EXERCISE TASK
Each line that holds the word "нотаріусів" counts once; report the total and nothing else.

-- BEGIN DATA FOR THIS EXERCISE --

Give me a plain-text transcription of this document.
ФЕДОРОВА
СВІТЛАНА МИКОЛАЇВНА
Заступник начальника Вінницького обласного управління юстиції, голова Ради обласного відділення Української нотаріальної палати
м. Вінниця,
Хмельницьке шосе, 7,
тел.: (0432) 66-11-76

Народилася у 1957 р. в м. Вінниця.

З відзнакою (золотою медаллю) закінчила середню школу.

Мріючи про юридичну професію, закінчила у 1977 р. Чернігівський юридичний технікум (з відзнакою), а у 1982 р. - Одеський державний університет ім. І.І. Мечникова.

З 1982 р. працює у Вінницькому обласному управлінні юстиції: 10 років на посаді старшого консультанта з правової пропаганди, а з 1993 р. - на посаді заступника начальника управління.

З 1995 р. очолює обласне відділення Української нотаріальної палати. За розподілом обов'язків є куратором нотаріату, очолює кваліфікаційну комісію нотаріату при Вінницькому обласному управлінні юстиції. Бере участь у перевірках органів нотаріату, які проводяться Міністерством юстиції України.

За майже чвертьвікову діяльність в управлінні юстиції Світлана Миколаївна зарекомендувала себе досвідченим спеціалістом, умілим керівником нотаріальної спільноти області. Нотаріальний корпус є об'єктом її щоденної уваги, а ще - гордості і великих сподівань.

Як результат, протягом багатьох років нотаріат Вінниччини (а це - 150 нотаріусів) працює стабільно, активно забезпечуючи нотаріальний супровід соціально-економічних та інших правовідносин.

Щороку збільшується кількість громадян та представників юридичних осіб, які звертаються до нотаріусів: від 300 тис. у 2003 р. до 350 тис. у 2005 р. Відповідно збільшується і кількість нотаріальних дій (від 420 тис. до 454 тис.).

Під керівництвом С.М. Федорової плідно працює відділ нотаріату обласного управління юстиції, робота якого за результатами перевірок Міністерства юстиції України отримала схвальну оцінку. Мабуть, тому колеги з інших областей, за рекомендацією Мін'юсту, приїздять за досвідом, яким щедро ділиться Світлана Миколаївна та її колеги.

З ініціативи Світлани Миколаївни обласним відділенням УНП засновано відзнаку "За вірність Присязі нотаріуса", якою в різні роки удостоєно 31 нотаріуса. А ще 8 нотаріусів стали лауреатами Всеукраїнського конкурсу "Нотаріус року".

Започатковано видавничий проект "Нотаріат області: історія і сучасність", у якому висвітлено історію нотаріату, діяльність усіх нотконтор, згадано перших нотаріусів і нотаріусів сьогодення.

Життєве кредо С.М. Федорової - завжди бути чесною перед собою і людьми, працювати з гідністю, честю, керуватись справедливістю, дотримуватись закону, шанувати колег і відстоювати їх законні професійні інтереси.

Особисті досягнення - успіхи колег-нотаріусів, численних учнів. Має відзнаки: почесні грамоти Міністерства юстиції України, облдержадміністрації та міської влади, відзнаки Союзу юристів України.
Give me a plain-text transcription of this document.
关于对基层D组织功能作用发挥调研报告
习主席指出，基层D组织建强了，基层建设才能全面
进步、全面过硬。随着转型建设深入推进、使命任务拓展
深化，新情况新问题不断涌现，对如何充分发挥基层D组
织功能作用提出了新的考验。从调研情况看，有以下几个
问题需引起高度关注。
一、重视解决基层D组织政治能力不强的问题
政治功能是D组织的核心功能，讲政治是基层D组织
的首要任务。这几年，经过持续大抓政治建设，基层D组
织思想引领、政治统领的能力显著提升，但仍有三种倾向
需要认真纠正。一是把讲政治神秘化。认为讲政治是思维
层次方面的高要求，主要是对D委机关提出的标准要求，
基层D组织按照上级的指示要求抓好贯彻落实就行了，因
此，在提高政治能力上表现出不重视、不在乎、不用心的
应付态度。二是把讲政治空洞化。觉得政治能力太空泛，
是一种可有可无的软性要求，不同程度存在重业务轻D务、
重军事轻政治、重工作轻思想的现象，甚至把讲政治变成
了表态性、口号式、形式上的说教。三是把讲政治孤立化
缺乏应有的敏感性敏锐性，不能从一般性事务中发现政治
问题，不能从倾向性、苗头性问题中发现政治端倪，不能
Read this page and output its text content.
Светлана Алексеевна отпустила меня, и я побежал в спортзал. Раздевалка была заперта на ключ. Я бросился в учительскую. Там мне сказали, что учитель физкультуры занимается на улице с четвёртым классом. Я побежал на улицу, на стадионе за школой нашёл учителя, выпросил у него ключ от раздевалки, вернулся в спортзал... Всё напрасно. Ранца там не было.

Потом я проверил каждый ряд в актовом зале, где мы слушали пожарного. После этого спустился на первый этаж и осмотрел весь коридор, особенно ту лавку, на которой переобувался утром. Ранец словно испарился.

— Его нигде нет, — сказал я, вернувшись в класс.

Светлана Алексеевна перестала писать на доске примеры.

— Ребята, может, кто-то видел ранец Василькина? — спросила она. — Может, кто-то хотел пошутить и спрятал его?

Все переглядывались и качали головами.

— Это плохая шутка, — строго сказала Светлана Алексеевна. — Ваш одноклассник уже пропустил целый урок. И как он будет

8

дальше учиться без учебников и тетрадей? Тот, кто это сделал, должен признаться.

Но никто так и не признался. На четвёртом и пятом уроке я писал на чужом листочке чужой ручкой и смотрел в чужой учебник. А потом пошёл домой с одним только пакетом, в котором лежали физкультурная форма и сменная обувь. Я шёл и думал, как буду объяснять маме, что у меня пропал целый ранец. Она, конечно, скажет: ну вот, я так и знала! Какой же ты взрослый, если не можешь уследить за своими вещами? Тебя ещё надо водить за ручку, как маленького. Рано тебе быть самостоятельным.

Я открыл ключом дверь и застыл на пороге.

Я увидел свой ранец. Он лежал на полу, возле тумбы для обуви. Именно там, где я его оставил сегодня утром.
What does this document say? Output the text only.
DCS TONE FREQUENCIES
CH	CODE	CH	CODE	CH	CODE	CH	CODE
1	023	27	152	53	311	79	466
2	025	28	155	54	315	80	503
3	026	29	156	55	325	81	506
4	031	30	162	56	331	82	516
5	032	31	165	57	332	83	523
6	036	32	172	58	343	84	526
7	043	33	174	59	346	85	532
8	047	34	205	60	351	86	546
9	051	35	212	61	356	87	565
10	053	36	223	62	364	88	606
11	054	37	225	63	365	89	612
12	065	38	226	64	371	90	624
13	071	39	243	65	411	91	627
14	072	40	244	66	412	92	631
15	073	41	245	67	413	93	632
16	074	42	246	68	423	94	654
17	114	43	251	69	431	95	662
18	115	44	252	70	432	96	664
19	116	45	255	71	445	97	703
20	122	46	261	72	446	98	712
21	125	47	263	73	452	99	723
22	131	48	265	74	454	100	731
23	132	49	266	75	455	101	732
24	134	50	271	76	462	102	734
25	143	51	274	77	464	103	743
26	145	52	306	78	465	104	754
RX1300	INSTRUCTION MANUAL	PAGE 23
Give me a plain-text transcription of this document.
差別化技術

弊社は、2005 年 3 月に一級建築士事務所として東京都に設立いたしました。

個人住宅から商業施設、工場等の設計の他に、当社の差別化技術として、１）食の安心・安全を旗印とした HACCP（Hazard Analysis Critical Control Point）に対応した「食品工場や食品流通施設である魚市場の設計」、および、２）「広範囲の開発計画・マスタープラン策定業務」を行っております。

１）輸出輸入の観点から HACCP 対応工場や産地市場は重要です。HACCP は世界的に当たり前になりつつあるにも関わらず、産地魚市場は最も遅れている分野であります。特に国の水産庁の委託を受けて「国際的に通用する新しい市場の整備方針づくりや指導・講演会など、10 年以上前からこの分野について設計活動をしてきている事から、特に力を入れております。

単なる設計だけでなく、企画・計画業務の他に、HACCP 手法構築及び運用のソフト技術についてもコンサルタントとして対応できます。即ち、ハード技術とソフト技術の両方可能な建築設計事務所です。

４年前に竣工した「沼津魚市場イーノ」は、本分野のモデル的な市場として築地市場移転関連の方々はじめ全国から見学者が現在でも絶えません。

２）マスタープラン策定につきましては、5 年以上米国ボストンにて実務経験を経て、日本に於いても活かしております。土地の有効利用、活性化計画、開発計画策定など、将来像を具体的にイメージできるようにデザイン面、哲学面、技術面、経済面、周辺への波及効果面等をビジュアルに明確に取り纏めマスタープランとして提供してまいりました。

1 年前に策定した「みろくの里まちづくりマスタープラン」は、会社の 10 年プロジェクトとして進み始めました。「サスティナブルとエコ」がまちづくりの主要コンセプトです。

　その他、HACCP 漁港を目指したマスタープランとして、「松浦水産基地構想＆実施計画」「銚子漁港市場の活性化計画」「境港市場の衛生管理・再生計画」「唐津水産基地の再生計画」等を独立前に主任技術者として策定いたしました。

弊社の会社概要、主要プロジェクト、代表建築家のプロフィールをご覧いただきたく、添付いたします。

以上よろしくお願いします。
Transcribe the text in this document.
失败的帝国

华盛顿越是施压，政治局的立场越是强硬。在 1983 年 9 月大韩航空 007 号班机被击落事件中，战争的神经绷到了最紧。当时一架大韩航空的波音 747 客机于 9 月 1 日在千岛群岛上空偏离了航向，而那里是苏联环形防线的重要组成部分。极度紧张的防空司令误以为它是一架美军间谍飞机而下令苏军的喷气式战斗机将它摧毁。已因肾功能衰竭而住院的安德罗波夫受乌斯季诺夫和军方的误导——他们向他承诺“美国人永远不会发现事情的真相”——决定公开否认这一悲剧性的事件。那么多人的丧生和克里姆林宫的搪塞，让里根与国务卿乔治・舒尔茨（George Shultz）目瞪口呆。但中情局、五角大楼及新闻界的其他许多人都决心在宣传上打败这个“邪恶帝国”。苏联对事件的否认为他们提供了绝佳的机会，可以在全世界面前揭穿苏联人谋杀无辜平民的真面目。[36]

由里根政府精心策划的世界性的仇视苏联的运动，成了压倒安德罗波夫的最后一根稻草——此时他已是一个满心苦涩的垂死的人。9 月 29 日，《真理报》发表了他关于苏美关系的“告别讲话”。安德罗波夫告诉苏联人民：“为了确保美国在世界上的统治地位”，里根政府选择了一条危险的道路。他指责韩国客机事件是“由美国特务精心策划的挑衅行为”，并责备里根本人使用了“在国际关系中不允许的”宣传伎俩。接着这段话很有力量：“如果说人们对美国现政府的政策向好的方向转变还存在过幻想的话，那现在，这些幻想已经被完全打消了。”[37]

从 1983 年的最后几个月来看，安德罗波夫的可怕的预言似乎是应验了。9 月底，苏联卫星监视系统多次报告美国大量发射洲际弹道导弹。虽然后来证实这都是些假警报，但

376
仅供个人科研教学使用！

-- END DATA FOR THIS EXERCISE --

RESPONSE TO THIS EXERCISE
5